What to work on: Wherever the string "указанных" appears in the listing, copy that line.

Information provided:
** Start **

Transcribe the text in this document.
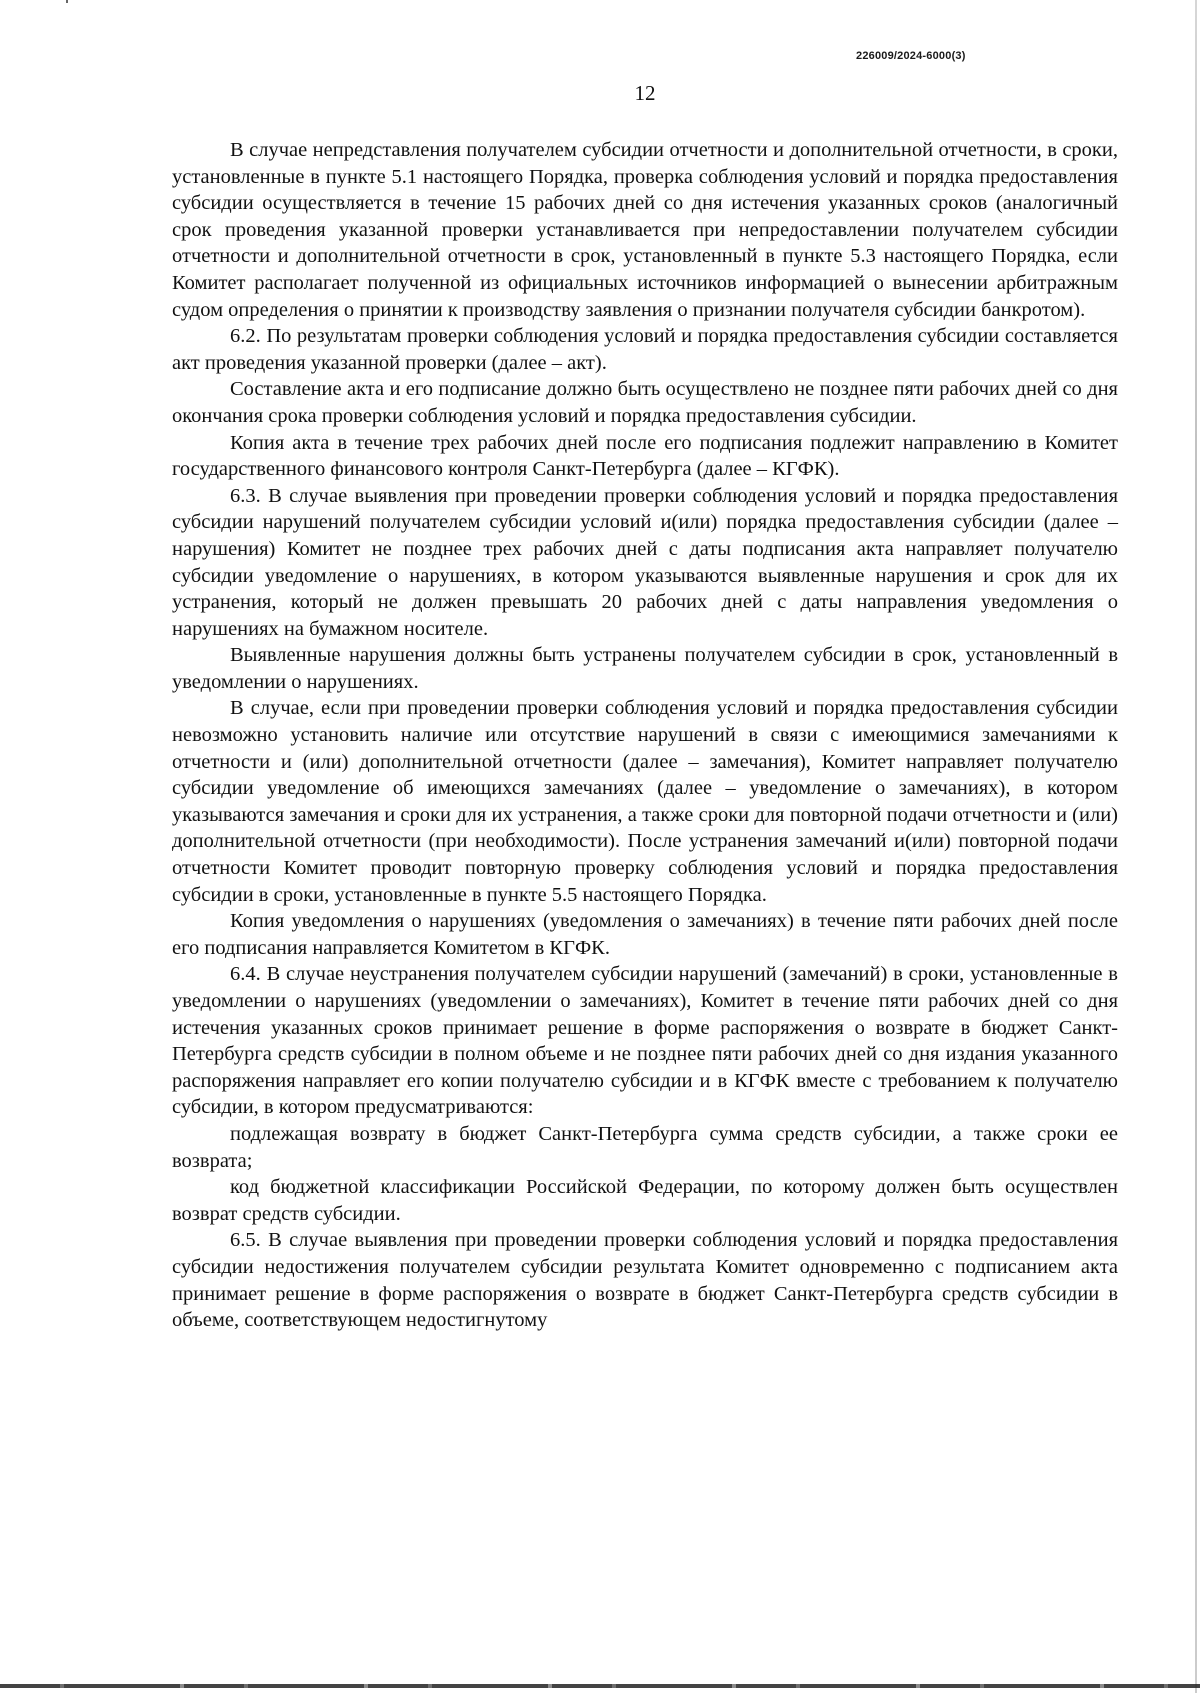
226009/2024-6000(3)
12

В случае непредставления получателем субсидии отчетности и дополнительной отчетности, в сроки, установленные в пункте 5.1 настоящего Порядка, проверка соблюдения условий и порядка предоставления субсидии осуществляется в течение 15 рабочих дней со дня истечения указанных сроков (аналогичный срок проведения указанной проверки устанавливается при непредоставлении получателем субсидии отчетности и дополнительной отчетности в срок, установленный в пункте 5.3 настоящего Порядка, если Комитет располагает полученной из официальных источников информацией о вынесении арбитражным судом определения о принятии к производству заявления о признании получателя субсидии банкротом).

6.2. По результатам проверки соблюдения условий и порядка предоставления субсидии составляется акт проведения указанной проверки (далее – акт).

Составление акта и его подписание должно быть осуществлено не позднее пяти рабочих дней со дня окончания срока проверки соблюдения условий и порядка предоставления субсидии.

Копия акта в течение трех рабочих дней после его подписания подлежит направлению в Комитет государственного финансового контроля Санкт-Петербурга (далее – КГФК).

6.3. В случае выявления при проведении проверки соблюдения условий и порядка предоставления субсидии нарушений получателем субсидии условий и(или) порядка предоставления субсидии (далее – нарушения) Комитет не позднее трех рабочих дней с даты подписания акта направляет получателю субсидии уведомление о нарушениях, в котором указываются выявленные нарушения и срок для их устранения, который не должен превышать 20 рабочих дней с даты направления уведомления о нарушениях на бумажном носителе.

Выявленные нарушения должны быть устранены получателем субсидии в срок, установленный в уведомлении о нарушениях.

В случае, если при проведении проверки соблюдения условий и порядка предоставления субсидии невозможно установить наличие или отсутствие нарушений в связи с имеющимися замечаниями к отчетности и (или) дополнительной отчетности (далее – замечания), Комитет направляет получателю субсидии уведомление об имеющихся замечаниях (далее – уведомление о замечаниях), в котором указываются замечания и сроки для их устранения, а также сроки для повторной подачи отчетности и (или) дополнительной отчетности (при необходимости). После устранения замечаний и(или) повторной подачи отчетности Комитет проводит повторную проверку соблюдения условий и порядка предоставления субсидии в сроки, установленные в пункте 5.5 настоящего Порядка.

Копия уведомления о нарушениях (уведомления о замечаниях) в течение пяти рабочих дней после его подписания направляется Комитетом в КГФК.

6.4. В случае неустранения получателем субсидии нарушений (замечаний) в сроки, установленные в уведомлении о нарушениях (уведомлении о замечаниях), Комитет в течение пяти рабочих дней со дня истечения указанных сроков принимает решение в форме распоряжения о возврате в бюджет Санкт-Петербурга средств субсидии в полном объеме и не позднее пяти рабочих дней со дня издания указанного распоряжения направляет его копии получателю субсидии и в КГФК вместе с требованием к получателю субсидии, в котором предусматриваются:

подлежащая возврату в бюджет Санкт-Петербурга сумма средств субсидии, а также сроки ее возврата;

код бюджетной классификации Российской Федерации, по которому должен быть осуществлен возврат средств субсидии.

6.5. В случае выявления при проведении проверки соблюдения условий и порядка предоставления субсидии недостижения получателем субсидии результата Комитет одновременно с подписанием акта принимает решение в форме распоряжения о возврате в бюджет Санкт-Петербурга средств субсидии в объеме, соответствующем недостигнутому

** End **

Answer to the task:
В случае непредставления получателем субсидии отчетности и дополнительной отчетности, в сроки, установленные в пункте 5.1 настоящего Порядка, проверка соблюдения условий и порядка предоставления субсидии осуществляется в течение 15 рабочих дней со дня истечения указанных сроков (аналогичный срок проведения указанной проверки устанавливается при непредоставлении получателем субсидии отчетности и дополнительной отчетности в срок, установленный в пункте 5.3 настоящего Порядка, если Комитет располагает полученной из официальных источников информацией о вынесении арбитражным судом определения о принятии к производству заявления о признании получателя субсидии банкротом).
6.4. В случае неустранения получателем субсидии нарушений (замечаний) в сроки, установленные в уведомлении о нарушениях (уведомлении о замечаниях), Комитет в течение пяти рабочих дней со дня истечения указанных сроков принимает решение в форме распоряжения о возврате в бюджет Санкт-Петербурга средств субсидии в полном объеме и не позднее пяти рабочих дней со дня издания указанного распоряжения направляет его копии получателю субсидии и в КГФК вместе с требованием к получателю субсидии, в котором предусматриваются:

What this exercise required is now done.